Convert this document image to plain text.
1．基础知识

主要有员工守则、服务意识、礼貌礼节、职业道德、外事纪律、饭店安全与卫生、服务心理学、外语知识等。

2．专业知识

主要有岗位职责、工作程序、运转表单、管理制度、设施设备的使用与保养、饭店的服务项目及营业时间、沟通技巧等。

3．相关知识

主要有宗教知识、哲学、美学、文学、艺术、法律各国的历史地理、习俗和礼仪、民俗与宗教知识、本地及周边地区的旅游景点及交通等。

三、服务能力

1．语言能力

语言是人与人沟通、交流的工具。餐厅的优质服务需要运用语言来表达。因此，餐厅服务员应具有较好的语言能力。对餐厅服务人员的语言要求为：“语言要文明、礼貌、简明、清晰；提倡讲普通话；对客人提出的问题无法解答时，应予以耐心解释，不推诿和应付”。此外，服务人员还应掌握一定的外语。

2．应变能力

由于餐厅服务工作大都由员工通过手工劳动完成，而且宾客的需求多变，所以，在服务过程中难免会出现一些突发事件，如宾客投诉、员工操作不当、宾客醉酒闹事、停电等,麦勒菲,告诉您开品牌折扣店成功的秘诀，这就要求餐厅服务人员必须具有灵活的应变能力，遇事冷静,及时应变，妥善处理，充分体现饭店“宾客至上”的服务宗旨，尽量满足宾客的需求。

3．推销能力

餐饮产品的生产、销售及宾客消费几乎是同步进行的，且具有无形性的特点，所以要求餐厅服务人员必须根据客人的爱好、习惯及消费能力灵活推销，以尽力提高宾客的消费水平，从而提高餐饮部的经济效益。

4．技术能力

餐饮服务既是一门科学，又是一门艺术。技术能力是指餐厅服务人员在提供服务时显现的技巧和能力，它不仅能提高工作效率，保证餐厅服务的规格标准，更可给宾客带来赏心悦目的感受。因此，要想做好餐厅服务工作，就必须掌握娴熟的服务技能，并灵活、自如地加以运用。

* Task requirements:
Every entry should be output exactly as written, please.

* Right answer:
Convert this document image to plain text.
1．基础知识

主要有员工守则、服务意识、礼貌礼节、职业道德、外事纪律、饭店安全与卫生、服务心理学、外语知识等。

2．专业知识

主要有岗位职责、工作程序、运转表单、管理制度、设施设备的使用与保养、饭店的服务项目及营业时间、沟通技巧等。

3．相关知识

主要有宗教知识、哲学、美学、文学、艺术、法律各国的历史地理、习俗和礼仪、民俗与宗教知识、本地及周边地区的旅游景点及交通等。

三、服务能力

1．语言能力

语言是人与人沟通、交流的工具。餐厅的优质服务需要运用语言来表达。因此，餐厅服务员应具有较好的语言能力。对餐厅服务人员的语言要求为：“语言要文明、礼貌、简明、清晰；提倡讲普通话；对客人提出的问题无法解答时，应予以耐心解释，不推诿和应付”。此外，服务人员还应掌握一定的外语。

2．应变能力

由于餐厅服务工作大都由员工通过手工劳动完成，而且宾客的需求多变，所以，在服务过程中难免会出现一些突发事件，如宾客投诉、员工操作不当、宾客醉酒闹事、停电等,麦勒菲,告诉您开品牌折扣店成功的秘诀，这就要求餐厅服务人员必须具有灵活的应变能力，遇事冷静,及时应变，妥善处理，充分体现饭店“宾客至上”的服务宗旨，尽量满足宾客的需求。

3．推销能力

餐饮产品的生产、销售及宾客消费几乎是同步进行的，且具有无形性的特点，所以要求餐厅服务人员必须根据客人的爱好、习惯及消费能力灵活推销，以尽力提高宾客的消费水平，从而提高餐饮部的经济效益。

4．技术能力

餐饮服务既是一门科学，又是一门艺术。技术能力是指餐厅服务人员在提供服务时显现的技巧和能力，它不仅能提高工作效率，保证餐厅服务的规格标准，更可给宾客带来赏心悦目的感受。因此，要想做好餐厅服务工作，就必须掌握娴熟的服务技能，并灵活、自如地加以运用。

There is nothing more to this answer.